* [WORK REQUIRED]:
Report every line below that holds the word "this".
+---+
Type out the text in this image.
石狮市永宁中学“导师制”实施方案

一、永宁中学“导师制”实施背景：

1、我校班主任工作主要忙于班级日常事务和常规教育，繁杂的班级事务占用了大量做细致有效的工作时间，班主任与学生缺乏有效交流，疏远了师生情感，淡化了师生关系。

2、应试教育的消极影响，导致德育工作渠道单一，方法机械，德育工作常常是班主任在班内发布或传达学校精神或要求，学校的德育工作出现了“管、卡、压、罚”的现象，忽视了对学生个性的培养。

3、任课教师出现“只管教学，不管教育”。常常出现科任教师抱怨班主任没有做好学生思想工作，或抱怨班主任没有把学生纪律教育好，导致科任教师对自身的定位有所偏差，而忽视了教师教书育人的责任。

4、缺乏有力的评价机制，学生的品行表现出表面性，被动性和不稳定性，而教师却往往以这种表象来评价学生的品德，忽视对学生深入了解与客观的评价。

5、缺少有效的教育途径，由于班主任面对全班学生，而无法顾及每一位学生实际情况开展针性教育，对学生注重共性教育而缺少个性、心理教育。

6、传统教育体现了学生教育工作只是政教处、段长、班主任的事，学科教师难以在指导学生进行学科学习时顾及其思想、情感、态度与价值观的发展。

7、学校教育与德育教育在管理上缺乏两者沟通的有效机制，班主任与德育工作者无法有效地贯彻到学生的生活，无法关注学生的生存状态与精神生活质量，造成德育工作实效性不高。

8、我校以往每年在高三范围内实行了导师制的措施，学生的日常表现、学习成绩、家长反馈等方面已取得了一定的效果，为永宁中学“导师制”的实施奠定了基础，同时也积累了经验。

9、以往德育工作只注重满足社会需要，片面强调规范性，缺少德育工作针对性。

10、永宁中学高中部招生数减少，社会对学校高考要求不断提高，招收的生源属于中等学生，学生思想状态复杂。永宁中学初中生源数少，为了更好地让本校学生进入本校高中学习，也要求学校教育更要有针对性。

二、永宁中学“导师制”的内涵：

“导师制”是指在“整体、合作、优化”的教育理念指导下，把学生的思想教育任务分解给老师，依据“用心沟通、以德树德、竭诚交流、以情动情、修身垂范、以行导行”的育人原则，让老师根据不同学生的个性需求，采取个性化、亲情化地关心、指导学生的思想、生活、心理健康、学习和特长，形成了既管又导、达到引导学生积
+---+
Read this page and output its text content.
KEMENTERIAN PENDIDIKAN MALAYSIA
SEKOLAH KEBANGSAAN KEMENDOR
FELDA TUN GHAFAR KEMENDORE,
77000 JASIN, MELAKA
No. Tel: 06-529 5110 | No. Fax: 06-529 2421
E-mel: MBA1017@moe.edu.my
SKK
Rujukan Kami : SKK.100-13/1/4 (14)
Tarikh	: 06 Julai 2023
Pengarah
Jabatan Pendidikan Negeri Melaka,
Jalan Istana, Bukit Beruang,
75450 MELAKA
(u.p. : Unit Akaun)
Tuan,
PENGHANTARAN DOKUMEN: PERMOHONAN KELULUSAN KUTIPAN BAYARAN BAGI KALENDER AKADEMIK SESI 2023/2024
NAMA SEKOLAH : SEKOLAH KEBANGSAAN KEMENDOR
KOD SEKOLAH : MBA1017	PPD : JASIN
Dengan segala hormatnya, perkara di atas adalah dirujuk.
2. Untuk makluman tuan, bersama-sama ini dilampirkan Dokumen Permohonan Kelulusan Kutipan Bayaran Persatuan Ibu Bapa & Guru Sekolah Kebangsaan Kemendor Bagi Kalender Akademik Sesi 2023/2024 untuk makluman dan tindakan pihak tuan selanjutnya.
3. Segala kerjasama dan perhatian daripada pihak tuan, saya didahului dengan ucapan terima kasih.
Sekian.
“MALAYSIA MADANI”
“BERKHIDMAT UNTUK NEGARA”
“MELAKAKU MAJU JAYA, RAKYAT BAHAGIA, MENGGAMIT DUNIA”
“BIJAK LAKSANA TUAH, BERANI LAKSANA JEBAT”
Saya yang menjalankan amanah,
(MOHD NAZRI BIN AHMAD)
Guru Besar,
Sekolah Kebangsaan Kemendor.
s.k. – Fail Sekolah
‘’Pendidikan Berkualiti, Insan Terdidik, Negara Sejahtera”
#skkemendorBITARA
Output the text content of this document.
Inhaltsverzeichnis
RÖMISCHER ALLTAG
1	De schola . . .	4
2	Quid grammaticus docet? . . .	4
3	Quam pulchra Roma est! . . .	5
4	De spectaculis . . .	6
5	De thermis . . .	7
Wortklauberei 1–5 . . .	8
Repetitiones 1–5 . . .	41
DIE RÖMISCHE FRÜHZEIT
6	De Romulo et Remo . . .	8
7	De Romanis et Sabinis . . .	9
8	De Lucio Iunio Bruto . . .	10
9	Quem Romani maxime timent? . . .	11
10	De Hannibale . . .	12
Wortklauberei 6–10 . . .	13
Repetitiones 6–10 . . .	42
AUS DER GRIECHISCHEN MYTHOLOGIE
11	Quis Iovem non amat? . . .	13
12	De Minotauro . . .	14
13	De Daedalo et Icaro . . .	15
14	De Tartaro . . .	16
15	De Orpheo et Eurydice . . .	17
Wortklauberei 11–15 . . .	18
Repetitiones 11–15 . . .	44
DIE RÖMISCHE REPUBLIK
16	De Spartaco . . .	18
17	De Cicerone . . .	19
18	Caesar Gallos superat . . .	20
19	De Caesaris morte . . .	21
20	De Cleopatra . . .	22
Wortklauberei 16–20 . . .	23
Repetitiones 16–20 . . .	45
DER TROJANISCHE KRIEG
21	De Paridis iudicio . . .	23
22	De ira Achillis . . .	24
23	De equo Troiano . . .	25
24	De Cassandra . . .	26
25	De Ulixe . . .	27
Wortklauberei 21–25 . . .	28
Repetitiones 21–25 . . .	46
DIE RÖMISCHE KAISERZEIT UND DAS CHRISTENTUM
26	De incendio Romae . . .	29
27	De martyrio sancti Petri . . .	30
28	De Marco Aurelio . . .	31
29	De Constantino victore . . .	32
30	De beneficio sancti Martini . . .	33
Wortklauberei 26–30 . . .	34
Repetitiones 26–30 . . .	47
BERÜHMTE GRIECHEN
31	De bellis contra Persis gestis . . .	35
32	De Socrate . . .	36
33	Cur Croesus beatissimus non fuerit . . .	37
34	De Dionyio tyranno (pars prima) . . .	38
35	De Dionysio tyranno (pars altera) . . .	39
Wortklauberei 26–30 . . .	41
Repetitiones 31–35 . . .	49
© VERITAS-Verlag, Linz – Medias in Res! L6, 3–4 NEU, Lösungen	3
+---+
* [TASK RESPONSE]:
Type out the text in this image.
Read this page and output its text content.
Output the text content of this document.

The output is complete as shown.